Tasks to perform.
1 – In the executive order text, which department, along with other relevant federal agencies, is called on to issue regulations?
2 – For each statement, answer yes or no according to the executive order text, and quote the words that decide it.
(a) Data that is a matter of public record and lawfully and generally available to the public is excluded from "sensitive personal data."
(b) Demographic data that is linked only to other demographic data counts as "sensitive personal data."
(c) One condition for a transaction to fall under the called-for regulations is that it involves bulk sensitive personal data or U.S. government-related data.

Source document.
-- Opening Marker --

After the base definition, however, the executive order narrows its scope. For example, “sensitive personal data” will not include demographic or contact data that is linked only to other pieces of demographic or contact data or network identifiers.

Importantly, the executive order narrows the “sensitive personal data” designation further in that the above categories are only considered “sensitive” if the applicable data could be “exploited by a country of concern to harm United States national security if that data is linked or linkable to any identifiable United States individual or to a discrete and identifiable group of United States individuals.”

The regulations will likely drill down into what crosses this line and what would not.

The term also excludes (1) data that is a matter of public record and that is lawfully and generally available to the public; (2) personal communications within the scope of the International Emergency Economic Powers Act; and (3) certain import / export informational materials as defined under the International Emergency Economic Powers Act.

Potential for New Cross-Border Data Transfer Regulations

The most critical item addressed in the executive order is that the DOJ and other relevant federal agencies are called on to issue regulations “that prohibit or otherwise restrict United States persons from engaging in any acquisition, holding, use, transfer, transportation, or exportation of, or dealing in any property in which a foreign country or national thereof has any interest (transaction), where the transaction” that:

• involves bulk sensitive personal data or U.S. government-related data;
• is considered a transaction that poses an unacceptable risk to national security;
• was initiated, is pending, or will be completed after the effective date of the executive order;
• does not qualify for an exemption (if any proposed under the called-for regulations; and
• is not ordinarily incident to and part of the provision of financial services or required for compliance with any federal statute, regulation, guidance or order.

-- Closing Marker --

Data section.
-- Opening Marker --

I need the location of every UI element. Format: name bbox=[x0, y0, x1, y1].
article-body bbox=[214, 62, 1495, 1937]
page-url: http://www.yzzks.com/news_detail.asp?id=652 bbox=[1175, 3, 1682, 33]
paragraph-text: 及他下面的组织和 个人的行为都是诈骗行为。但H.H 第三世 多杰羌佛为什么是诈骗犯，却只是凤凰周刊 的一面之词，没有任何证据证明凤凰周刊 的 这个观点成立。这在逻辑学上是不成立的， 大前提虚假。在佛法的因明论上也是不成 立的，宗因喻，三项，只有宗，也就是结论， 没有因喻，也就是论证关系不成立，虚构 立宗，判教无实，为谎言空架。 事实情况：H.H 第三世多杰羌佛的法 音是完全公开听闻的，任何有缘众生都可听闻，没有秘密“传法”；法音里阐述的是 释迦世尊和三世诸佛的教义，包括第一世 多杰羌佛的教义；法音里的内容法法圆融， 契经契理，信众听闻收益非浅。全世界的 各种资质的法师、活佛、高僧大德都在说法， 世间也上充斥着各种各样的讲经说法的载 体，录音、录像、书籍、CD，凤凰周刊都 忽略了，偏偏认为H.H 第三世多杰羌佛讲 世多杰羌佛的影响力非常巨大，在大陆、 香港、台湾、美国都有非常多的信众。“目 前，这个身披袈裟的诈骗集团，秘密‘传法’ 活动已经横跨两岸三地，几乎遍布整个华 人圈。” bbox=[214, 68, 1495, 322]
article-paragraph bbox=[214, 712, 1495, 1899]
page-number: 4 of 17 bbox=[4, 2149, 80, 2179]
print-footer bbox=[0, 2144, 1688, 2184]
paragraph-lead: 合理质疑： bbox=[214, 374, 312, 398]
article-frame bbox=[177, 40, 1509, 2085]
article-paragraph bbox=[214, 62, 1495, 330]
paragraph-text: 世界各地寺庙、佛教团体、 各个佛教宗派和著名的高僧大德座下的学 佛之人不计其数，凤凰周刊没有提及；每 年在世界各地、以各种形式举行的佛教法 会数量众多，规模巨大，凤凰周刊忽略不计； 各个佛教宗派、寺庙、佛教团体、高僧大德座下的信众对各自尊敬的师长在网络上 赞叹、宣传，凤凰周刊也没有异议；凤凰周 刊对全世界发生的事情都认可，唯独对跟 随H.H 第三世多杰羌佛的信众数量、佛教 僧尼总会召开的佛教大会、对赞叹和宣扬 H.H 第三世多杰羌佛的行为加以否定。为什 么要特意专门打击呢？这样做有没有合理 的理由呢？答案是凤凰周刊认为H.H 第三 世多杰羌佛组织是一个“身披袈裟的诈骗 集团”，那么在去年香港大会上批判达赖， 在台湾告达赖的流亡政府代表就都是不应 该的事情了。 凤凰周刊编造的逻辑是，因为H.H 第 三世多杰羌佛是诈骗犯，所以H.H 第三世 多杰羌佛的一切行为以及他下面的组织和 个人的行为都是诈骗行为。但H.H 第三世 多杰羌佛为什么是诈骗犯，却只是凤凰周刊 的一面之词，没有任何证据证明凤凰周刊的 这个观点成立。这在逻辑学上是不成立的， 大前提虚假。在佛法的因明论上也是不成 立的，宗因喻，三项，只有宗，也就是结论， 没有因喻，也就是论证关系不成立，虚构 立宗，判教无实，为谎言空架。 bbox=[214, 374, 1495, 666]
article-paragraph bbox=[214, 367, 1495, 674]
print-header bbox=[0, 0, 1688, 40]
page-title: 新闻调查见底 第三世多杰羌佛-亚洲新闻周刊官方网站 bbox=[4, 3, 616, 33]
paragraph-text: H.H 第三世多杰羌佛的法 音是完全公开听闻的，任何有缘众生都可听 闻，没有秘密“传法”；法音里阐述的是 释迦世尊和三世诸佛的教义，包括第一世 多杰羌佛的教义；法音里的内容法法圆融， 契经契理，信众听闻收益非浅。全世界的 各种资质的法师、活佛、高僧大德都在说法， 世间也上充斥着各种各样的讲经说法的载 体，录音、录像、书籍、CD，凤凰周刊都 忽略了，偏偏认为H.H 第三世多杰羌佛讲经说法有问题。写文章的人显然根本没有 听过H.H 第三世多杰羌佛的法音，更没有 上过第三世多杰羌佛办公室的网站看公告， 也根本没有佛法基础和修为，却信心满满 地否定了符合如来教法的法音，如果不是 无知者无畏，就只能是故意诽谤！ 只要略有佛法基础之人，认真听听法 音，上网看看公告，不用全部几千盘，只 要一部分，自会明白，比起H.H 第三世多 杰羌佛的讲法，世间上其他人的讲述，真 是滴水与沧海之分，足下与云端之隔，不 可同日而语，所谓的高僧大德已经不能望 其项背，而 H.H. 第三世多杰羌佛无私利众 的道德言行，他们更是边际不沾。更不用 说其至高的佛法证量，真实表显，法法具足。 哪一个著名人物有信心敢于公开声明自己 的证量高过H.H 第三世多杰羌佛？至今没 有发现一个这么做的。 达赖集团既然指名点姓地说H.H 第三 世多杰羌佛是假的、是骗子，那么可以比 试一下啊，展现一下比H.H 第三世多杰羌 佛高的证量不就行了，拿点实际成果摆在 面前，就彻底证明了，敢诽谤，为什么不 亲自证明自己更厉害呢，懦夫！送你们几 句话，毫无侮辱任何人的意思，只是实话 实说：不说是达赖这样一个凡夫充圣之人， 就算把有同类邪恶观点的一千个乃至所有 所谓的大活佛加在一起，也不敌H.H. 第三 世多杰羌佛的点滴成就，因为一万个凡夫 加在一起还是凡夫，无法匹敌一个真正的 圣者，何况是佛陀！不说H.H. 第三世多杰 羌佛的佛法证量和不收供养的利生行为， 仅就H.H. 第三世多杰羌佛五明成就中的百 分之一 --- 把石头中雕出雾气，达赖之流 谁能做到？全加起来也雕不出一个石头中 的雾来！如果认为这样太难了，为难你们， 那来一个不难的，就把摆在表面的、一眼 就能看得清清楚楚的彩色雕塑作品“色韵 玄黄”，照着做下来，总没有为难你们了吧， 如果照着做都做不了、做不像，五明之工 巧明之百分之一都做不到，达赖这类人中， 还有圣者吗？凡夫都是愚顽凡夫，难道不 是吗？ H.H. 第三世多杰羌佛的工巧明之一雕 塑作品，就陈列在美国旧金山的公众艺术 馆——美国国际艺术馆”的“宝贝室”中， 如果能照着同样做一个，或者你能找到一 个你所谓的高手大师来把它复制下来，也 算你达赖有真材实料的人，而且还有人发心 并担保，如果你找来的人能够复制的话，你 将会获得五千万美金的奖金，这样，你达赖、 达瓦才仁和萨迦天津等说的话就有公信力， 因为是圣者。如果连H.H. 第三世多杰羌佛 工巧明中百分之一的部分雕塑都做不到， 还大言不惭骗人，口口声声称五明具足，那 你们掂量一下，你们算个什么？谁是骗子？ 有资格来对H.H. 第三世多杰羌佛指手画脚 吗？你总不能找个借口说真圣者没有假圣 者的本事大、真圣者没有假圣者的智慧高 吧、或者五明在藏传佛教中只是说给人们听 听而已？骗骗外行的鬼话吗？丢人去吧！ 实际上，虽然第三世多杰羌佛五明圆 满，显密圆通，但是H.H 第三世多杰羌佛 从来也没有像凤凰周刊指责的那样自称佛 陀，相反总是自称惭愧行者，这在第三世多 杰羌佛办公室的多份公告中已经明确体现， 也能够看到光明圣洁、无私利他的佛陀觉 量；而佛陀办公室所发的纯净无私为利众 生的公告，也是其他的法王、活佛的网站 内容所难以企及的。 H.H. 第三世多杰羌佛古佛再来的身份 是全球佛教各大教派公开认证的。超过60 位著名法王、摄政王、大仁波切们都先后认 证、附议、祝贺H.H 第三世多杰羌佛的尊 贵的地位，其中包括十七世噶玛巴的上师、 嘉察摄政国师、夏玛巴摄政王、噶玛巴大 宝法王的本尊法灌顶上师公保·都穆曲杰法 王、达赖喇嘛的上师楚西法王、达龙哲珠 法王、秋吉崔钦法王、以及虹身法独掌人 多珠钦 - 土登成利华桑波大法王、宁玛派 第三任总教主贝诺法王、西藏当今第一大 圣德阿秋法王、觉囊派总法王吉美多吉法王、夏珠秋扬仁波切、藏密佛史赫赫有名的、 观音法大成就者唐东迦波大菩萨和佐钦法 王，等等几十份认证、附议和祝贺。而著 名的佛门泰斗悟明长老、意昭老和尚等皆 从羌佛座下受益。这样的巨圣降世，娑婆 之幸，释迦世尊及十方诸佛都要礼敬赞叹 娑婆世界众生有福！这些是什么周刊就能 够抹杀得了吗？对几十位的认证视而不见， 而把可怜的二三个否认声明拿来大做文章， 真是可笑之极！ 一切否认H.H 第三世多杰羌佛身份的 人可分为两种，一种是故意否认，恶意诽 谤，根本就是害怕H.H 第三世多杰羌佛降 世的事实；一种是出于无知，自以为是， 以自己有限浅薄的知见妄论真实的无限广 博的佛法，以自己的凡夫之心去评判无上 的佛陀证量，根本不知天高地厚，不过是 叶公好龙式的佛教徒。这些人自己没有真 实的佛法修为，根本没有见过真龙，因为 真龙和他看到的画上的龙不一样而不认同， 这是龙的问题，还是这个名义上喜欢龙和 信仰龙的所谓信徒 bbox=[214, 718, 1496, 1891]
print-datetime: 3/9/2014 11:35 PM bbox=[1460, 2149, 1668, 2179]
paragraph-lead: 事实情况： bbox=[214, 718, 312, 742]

-- Closing Marker --

Outputs for the tasks.
1 – The DOJ.

2 –
(a) Yes: "The term also excludes (1) data that is a matter of public record and that is lawfully and generally available to the public"
(b) No: "“sensitive personal data” will not include demographic or contact data that is linked only to other pieces of demographic or contact data or network identifiers"
(c) Yes: "involves bulk sensitive personal data or U.S. government-related data"